[start Given records]

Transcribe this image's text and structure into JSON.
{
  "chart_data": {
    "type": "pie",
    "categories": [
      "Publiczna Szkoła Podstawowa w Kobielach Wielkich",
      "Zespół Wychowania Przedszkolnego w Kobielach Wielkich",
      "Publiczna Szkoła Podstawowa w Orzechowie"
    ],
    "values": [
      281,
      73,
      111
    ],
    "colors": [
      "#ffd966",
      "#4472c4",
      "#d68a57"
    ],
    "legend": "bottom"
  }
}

[end Given records]

Required task: From the records above, extract each line exactly as shown.

Correct output:
Transcribe this image's text and structure into JSON.
{
  "chart_data": {
    "type": "pie",
    "categories": [
      "Publiczna Szkoła Podstawowa w Kobielach Wielkich",
      "Zespół Wychowania Przedszkolnego w Kobielach Wielkich",
      "Publiczna Szkoła Podstawowa w Orzechowie"
    ],
    "values": [
      281,
      73,
      111
    ],
    "colors": [
      "#ffd966",
      "#4472c4",
      "#d68a57"
    ],
    "legend": "bottom"
  }
}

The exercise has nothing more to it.